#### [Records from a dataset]

..........

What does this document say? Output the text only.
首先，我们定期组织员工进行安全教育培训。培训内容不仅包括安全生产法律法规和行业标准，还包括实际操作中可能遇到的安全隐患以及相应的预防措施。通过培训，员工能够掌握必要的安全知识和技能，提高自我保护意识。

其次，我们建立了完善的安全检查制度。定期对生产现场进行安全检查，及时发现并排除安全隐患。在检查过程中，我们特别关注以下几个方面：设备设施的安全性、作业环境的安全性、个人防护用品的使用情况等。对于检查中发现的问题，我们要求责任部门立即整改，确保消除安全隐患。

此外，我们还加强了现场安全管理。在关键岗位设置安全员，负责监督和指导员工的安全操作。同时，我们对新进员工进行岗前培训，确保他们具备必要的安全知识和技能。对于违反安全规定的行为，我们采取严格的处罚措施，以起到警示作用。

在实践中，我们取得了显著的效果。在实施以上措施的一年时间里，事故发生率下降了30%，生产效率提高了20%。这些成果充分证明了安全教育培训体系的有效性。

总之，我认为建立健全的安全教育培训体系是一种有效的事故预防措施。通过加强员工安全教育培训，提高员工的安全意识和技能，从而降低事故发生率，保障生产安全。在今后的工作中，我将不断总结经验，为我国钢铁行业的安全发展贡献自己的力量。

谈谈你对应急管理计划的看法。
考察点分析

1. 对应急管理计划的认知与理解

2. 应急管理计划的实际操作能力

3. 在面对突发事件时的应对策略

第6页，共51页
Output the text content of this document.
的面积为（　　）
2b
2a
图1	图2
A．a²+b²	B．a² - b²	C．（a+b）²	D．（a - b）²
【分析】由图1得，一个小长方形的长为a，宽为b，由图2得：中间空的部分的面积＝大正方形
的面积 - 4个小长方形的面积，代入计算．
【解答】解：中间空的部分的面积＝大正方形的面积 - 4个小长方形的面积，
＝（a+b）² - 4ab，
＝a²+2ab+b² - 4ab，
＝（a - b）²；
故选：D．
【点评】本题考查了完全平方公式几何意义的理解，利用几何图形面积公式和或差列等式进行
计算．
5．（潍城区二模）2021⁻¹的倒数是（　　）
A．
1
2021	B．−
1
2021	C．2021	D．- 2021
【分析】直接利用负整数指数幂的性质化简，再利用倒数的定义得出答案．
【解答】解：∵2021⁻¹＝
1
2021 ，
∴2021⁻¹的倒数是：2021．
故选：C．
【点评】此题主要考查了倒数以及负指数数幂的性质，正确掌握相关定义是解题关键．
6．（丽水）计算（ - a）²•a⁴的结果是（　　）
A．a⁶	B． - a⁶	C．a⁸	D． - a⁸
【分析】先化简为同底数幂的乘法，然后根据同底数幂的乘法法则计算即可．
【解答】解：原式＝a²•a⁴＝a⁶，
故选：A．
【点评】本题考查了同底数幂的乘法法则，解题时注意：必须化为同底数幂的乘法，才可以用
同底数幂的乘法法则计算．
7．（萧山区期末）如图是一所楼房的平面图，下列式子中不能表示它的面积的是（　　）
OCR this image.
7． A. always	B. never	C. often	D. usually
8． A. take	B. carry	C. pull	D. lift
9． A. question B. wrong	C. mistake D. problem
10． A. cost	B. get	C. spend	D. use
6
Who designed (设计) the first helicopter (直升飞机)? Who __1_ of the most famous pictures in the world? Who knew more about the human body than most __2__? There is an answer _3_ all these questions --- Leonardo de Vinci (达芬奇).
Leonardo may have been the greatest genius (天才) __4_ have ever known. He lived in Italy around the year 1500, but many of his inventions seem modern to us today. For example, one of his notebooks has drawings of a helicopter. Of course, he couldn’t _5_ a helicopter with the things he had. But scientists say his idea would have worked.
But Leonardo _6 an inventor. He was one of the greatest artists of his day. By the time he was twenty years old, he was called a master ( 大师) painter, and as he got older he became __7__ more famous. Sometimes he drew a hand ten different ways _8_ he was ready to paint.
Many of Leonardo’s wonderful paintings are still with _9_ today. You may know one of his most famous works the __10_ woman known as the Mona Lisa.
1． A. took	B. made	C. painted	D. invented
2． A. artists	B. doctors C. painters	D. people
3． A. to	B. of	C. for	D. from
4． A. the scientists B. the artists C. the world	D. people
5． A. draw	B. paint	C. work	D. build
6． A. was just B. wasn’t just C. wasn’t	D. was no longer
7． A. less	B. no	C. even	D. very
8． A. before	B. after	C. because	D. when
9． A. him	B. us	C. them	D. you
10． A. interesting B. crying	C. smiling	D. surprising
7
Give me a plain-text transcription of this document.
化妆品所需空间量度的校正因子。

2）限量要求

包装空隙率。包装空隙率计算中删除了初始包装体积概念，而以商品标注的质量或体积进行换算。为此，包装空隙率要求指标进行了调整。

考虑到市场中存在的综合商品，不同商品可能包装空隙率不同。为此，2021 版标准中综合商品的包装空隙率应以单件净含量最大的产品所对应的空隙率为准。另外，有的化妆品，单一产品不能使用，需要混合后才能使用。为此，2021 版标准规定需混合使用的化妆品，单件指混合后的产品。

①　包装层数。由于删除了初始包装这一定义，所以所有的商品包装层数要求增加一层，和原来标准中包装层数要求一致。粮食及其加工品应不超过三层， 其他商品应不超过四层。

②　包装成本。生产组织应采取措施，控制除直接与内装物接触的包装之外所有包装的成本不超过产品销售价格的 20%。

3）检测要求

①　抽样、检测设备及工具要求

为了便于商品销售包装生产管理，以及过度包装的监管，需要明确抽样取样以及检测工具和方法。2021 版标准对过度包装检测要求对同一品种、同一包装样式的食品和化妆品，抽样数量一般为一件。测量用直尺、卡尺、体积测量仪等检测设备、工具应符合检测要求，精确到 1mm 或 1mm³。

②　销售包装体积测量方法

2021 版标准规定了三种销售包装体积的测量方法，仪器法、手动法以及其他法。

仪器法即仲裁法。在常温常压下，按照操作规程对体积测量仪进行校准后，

..........

#### [Work required]
Every line above should be retyped exactly as given.

#### [Response to this exercise]
What does this document say? Output the text only.
首先，我们定期组织员工进行安全教育培训。培训内容不仅包括安全生产法律法规和行业标准，还包括实际操作中可能遇到的安全隐患以及相应的预防措施。通过培训，员工能够掌握必要的安全知识和技能，提高自我保护意识。

其次，我们建立了完善的安全检查制度。定期对生产现场进行安全检查，及时发现并排除安全隐患。在检查过程中，我们特别关注以下几个方面：设备设施的安全性、作业环境的安全性、个人防护用品的使用情况等。对于检查中发现的问题，我们要求责任部门立即整改，确保消除安全隐患。

此外，我们还加强了现场安全管理。在关键岗位设置安全员，负责监督和指导员工的安全操作。同时，我们对新进员工进行岗前培训，确保他们具备必要的安全知识和技能。对于违反安全规定的行为，我们采取严格的处罚措施，以起到警示作用。

在实践中，我们取得了显著的效果。在实施以上措施的一年时间里，事故发生率下降了30%，生产效率提高了20%。这些成果充分证明了安全教育培训体系的有效性。

总之，我认为建立健全的安全教育培训体系是一种有效的事故预防措施。通过加强员工安全教育培训，提高员工的安全意识和技能，从而降低事故发生率，保障生产安全。在今后的工作中，我将不断总结经验，为我国钢铁行业的安全发展贡献自己的力量。

谈谈你对应急管理计划的看法。
考察点分析

1. 对应急管理计划的认知与理解

2. 应急管理计划的实际操作能力

3. 在面对突发事件时的应对策略

第6页，共51页
Output the text content of this document.
的面积为（　　）
2b
2a
图1	图2
A．a²+b²	B．a² - b²	C．（a+b）²	D．（a - b）²
【分析】由图1得，一个小长方形的长为a，宽为b，由图2得：中间空的部分的面积＝大正方形
的面积 - 4个小长方形的面积，代入计算．
【解答】解：中间空的部分的面积＝大正方形的面积 - 4个小长方形的面积，
＝（a+b）² - 4ab，
＝a²+2ab+b² - 4ab，
＝（a - b）²；
故选：D．
【点评】本题考查了完全平方公式几何意义的理解，利用几何图形面积公式和或差列等式进行
计算．
5．（潍城区二模）2021⁻¹的倒数是（　　）
A．
1
2021	B．−
1
2021	C．2021	D．- 2021
【分析】直接利用负整数指数幂的性质化简，再利用倒数的定义得出答案．
【解答】解：∵2021⁻¹＝
1
2021 ，
∴2021⁻¹的倒数是：2021．
故选：C．
【点评】此题主要考查了倒数以及负指数数幂的性质，正确掌握相关定义是解题关键．
6．（丽水）计算（ - a）²•a⁴的结果是（　　）
A．a⁶	B． - a⁶	C．a⁸	D． - a⁸
【分析】先化简为同底数幂的乘法，然后根据同底数幂的乘法法则计算即可．
【解答】解：原式＝a²•a⁴＝a⁶，
故选：A．
【点评】本题考查了同底数幂的乘法法则，解题时注意：必须化为同底数幂的乘法，才可以用
同底数幂的乘法法则计算．
7．（萧山区期末）如图是一所楼房的平面图，下列式子中不能表示它的面积的是（　　）
OCR this image.
7． A. always	B. never	C. often	D. usually
8． A. take	B. carry	C. pull	D. lift
9． A. question B. wrong	C. mistake D. problem
10． A. cost	B. get	C. spend	D. use
6
Who designed (设计) the first helicopter (直升飞机)? Who __1_ of the most famous pictures in the world? Who knew more about the human body than most __2__? There is an answer _3_ all these questions --- Leonardo de Vinci (达芬奇).
Leonardo may have been the greatest genius (天才) __4_ have ever known. He lived in Italy around the year 1500, but many of his inventions seem modern to us today. For example, one of his notebooks has drawings of a helicopter. Of course, he couldn’t _5_ a helicopter with the things he had. But scientists say his idea would have worked.
But Leonardo _6 an inventor. He was one of the greatest artists of his day. By the time he was twenty years old, he was called a master ( 大师) painter, and as he got older he became __7__ more famous. Sometimes he drew a hand ten different ways _8_ he was ready to paint.
Many of Leonardo’s wonderful paintings are still with _9_ today. You may know one of his most famous works the __10_ woman known as the Mona Lisa.
1． A. took	B. made	C. painted	D. invented
2． A. artists	B. doctors C. painters	D. people
3． A. to	B. of	C. for	D. from
4． A. the scientists B. the artists C. the world	D. people
5． A. draw	B. paint	C. work	D. build
6． A. was just B. wasn’t just C. wasn’t	D. was no longer
7． A. less	B. no	C. even	D. very
8． A. before	B. after	C. because	D. when
9． A. him	B. us	C. them	D. you
10． A. interesting B. crying	C. smiling	D. surprising
7
Give me a plain-text transcription of this document.
化妆品所需空间量度的校正因子。

2）限量要求

包装空隙率。包装空隙率计算中删除了初始包装体积概念，而以商品标注的质量或体积进行换算。为此，包装空隙率要求指标进行了调整。

考虑到市场中存在的综合商品，不同商品可能包装空隙率不同。为此，2021 版标准中综合商品的包装空隙率应以单件净含量最大的产品所对应的空隙率为准。另外，有的化妆品，单一产品不能使用，需要混合后才能使用。为此，2021 版标准规定需混合使用的化妆品，单件指混合后的产品。

①　包装层数。由于删除了初始包装这一定义，所以所有的商品包装层数要求增加一层，和原来标准中包装层数要求一致。粮食及其加工品应不超过三层， 其他商品应不超过四层。

②　包装成本。生产组织应采取措施，控制除直接与内装物接触的包装之外所有包装的成本不超过产品销售价格的 20%。

3）检测要求

①　抽样、检测设备及工具要求

为了便于商品销售包装生产管理，以及过度包装的监管，需要明确抽样取样以及检测工具和方法。2021 版标准对过度包装检测要求对同一品种、同一包装样式的食品和化妆品，抽样数量一般为一件。测量用直尺、卡尺、体积测量仪等检测设备、工具应符合检测要求，精确到 1mm 或 1mm³。

②　销售包装体积测量方法

2021 版标准规定了三种销售包装体积的测量方法，仪器法、手动法以及其他法。

仪器法即仲裁法。在常温常压下，按照操作规程对体积测量仪进行校准后，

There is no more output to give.